> [Your task]:
Find the lines holding the string "have" in the data, then copy all of them.

--- Records shown ---

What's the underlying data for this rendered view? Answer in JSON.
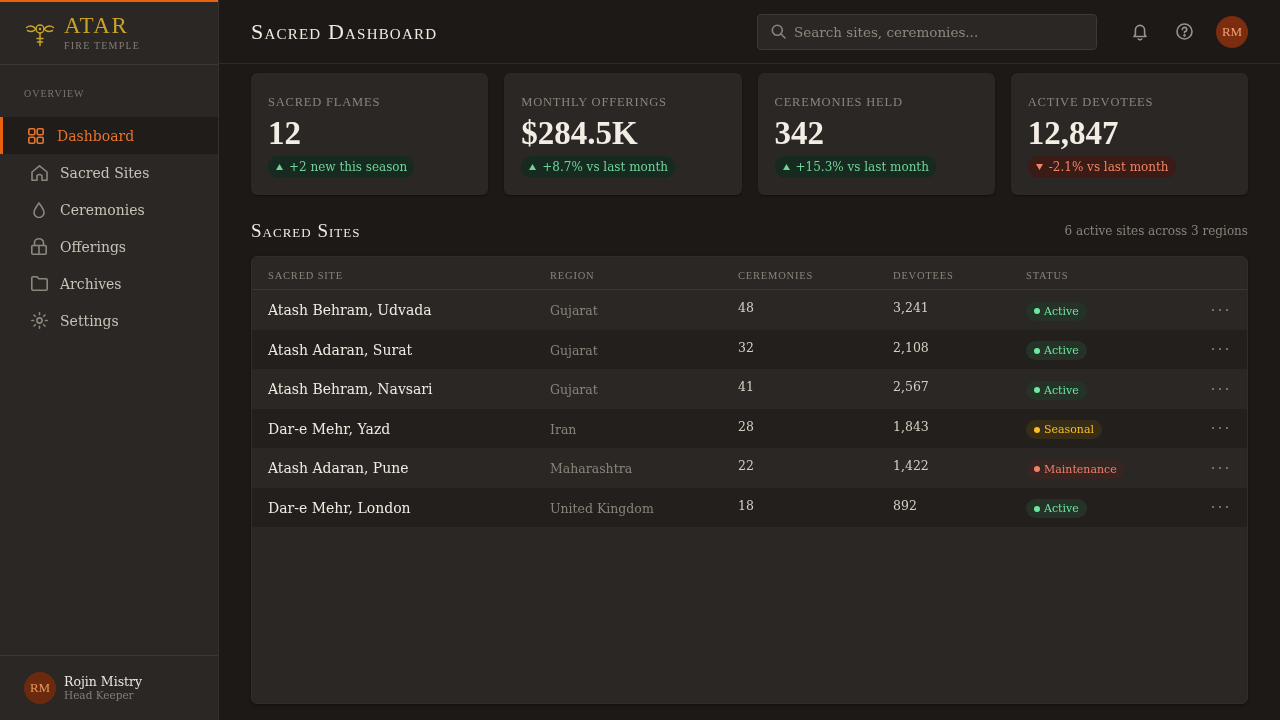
{
  "sidebar": {
    "brand": {
      "name": "ATAR",
      "tagline": "FIRE TEMPLE"
    },
    "section_label": "OVERVIEW",
    "nav": [
      {
        "label": "Dashboard",
        "selected": true
      },
      {
        "label": "Sacred Sites",
        "selected": false
      },
      {
        "label": "Ceremonies",
        "selected": false
      },
      {
        "label": "Offerings",
        "selected": false
      },
      {
        "label": "Archives",
        "selected": false
      },
      {
        "label": "Settings",
        "selected": false
      }
    ],
    "user": {
      "initials": "RM",
      "name": "Rojin Mistry",
      "role": "Head Keeper"
    }
  },
  "header": {
    "title": "Sacred Dashboard",
    "search": {
      "placeholder": "Search sites, ceremonies..."
    },
    "avatar": "RM"
  },
  "stats": [
    {
      "label": "SACRED FLAMES",
      "value": "12",
      "trend": {
        "kind": "up",
        "text": "+2 new this season"
      }
    },
    {
      "label": "MONTHLY OFFERINGS",
      "value": "$284.5K",
      "trend": {
        "kind": "up",
        "text": "+8.7% vs last month"
      }
    },
    {
      "label": "CEREMONIES HELD",
      "value": "342",
      "trend": {
        "kind": "up",
        "text": "+15.3% vs last month"
      }
    },
    {
      "label": "ACTIVE DEVOTEES",
      "value": "12,847",
      "trend": {
        "kind": "down",
        "text": "-2.1% vs last month"
      }
    }
  ],
  "sites": {
    "title": "Sacred Sites",
    "summary": "6 active sites across 3 regions",
    "columns": [
      "SACRED SITE",
      "REGION",
      "CEREMONIES",
      "DEVOTEES",
      "STATUS"
    ],
    "rows": [
      {
        "site": "Atash Behram, Udvada",
        "region": "Gujarat",
        "ceremonies": "48",
        "devotees": "3,241",
        "status": {
          "label": "Active",
          "color": "#6ee7a0"
        }
      },
      {
        "site": "Atash Adaran, Surat",
        "region": "Gujarat",
        "ceremonies": "32",
        "devotees": "2,108",
        "status": {
          "label": "Active",
          "color": "#6ee7a0"
        }
      },
      {
        "site": "Atash Behram, Navsari",
        "region": "Gujarat",
        "ceremonies": "41",
        "devotees": "2,567",
        "status": {
          "label": "Active",
          "color": "#6ee7a0"
        }
      },
      {
        "site": "Dar-e Mehr, Yazd",
        "region": "Iran",
        "ceremonies": "28",
        "devotees": "1,843",
        "status": {
          "label": "Seasonal",
          "color": "#fbbf24"
        }
      },
      {
        "site": "Atash Adaran, Pune",
        "region": "Maharashtra",
        "ceremonies": "22",
        "devotees": "1,422",
        "status": {
          "label": "Maintenance",
          "color": "#f08068"
        }
      },
      {
        "site": "Dar-e Mehr, London",
        "region": "United Kingdom",
        "ceremonies": "18",
        "devotees": "892",
        "status": {
          "label": "Active",
          "color": "#6ee7a0"
        }
      }
    ]
  }
}
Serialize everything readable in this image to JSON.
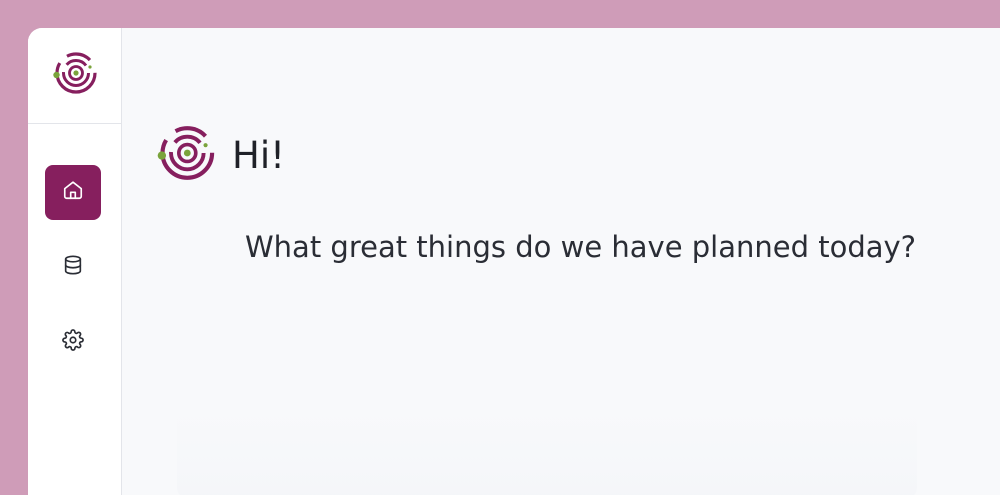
{
  "app": {
    "logo_icon": "concentric-rings-logo",
    "brand_color": "#861f5e",
    "accent_color": "#7aa33b"
  },
  "sidebar": {
    "items": [
      {
        "id": "home",
        "icon": "home-icon",
        "active": true
      },
      {
        "id": "data",
        "icon": "database-icon",
        "active": false
      },
      {
        "id": "settings",
        "icon": "gear-icon",
        "active": false
      }
    ]
  },
  "main": {
    "greeting": "Hi!",
    "subtitle": "What great things do we have planned today?"
  }
}
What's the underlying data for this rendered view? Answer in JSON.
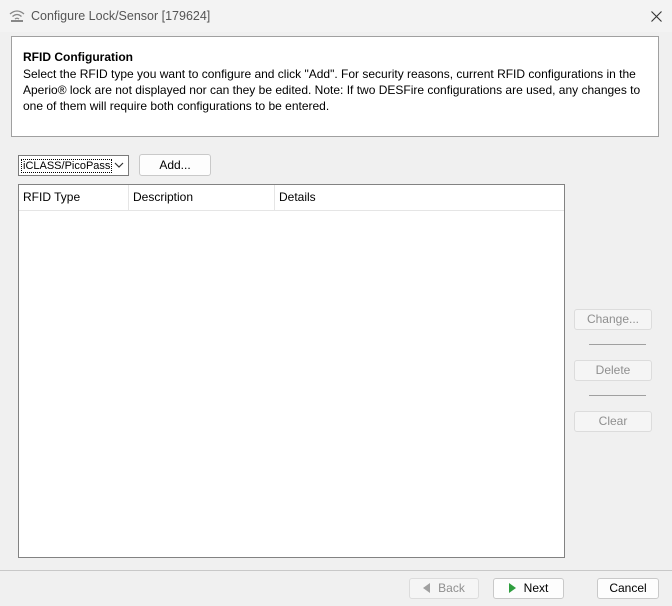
{
  "window": {
    "title": "Configure Lock/Sensor [179624]"
  },
  "header": {
    "title": "RFID Configuration",
    "description": "Select the RFID type you want to configure and click \"Add\". For security reasons, current RFID configurations in the Aperio® lock are not displayed nor can they be edited. Note: If two DESFire configurations are used, any changes to one of them will require both configurations to be entered."
  },
  "rfid_select": {
    "selected": "iCLASS/PicoPass"
  },
  "add_button": "Add...",
  "table": {
    "columns": [
      "RFID Type",
      "Description",
      "Details"
    ],
    "rows": []
  },
  "side_buttons": {
    "change": "Change...",
    "delete": "Delete",
    "clear": "Clear"
  },
  "footer": {
    "back": "Back",
    "next": "Next",
    "cancel": "Cancel"
  },
  "colors": {
    "next_arrow": "#2e9e3e",
    "back_arrow": "#a0a0a0"
  }
}
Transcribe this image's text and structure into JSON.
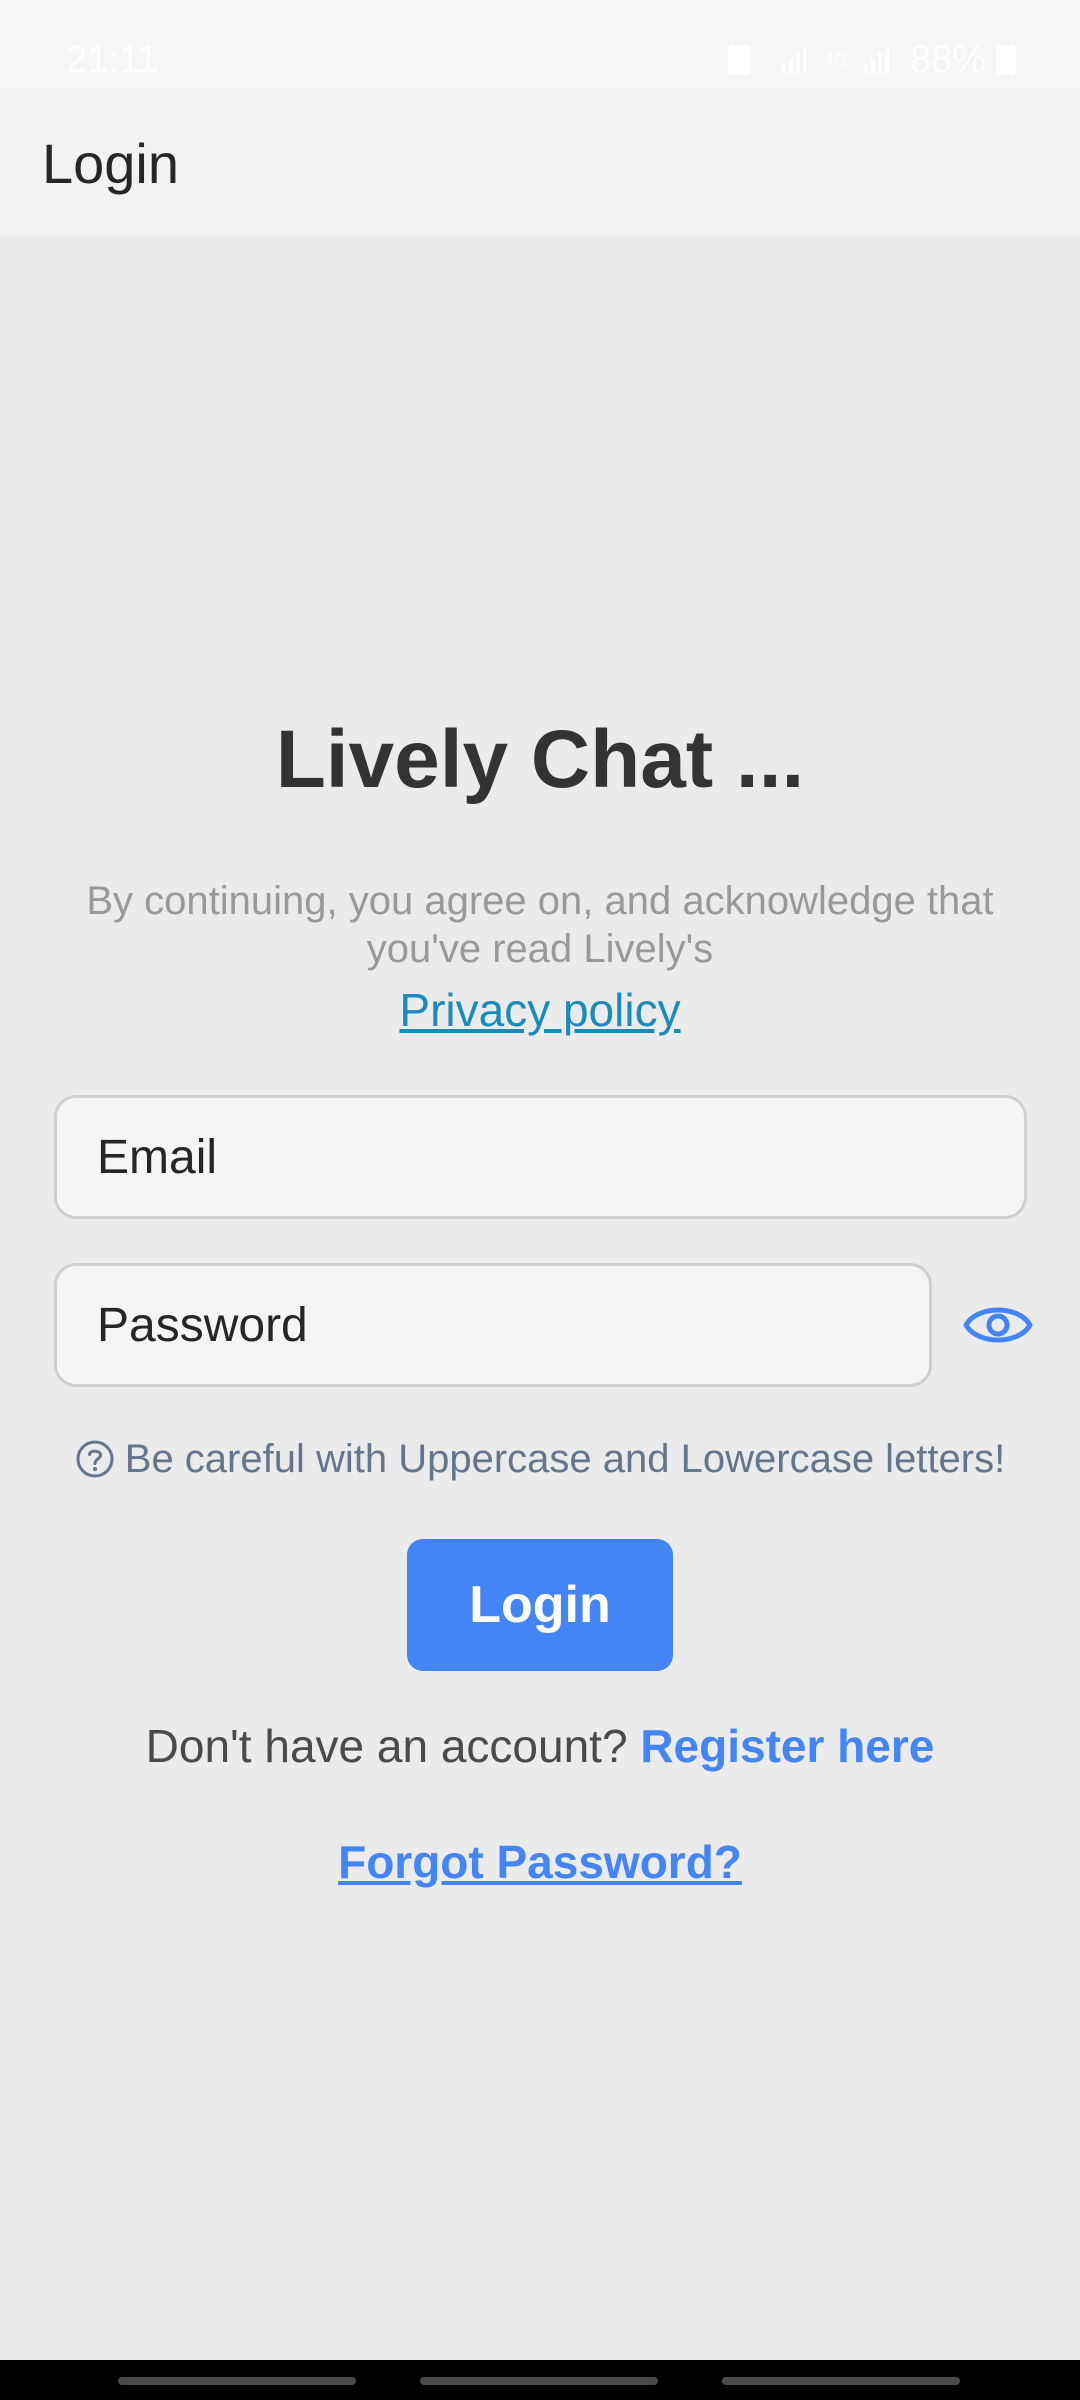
{
  "status_bar": {
    "time": "21:11",
    "data_type": "4G",
    "battery": "88%"
  },
  "app_bar": {
    "title": "Login"
  },
  "content": {
    "heading": "Lively Chat ...",
    "agreement_text": "By continuing, you agree on, and acknowledge that you've read Lively's",
    "privacy_link": "Privacy policy",
    "email_placeholder": "Email",
    "password_placeholder": "Password",
    "hint_text": "Be careful with Uppercase and Lowercase letters!",
    "login_button": "Login",
    "register_prompt": "Don't have an account? ",
    "register_link": "Register here",
    "forgot_link": "Forgot Password?"
  },
  "colors": {
    "accent": "#4385f4",
    "link": "#1a8bbd",
    "background": "#ebebeb"
  },
  "icons": {
    "password_toggle": "eye-icon",
    "hint": "help-circle-icon"
  }
}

---

> [Solved exercise]:
    "subtitle": "What great things do we have planned today?"
    "register_prompt": "Don't have an account? ",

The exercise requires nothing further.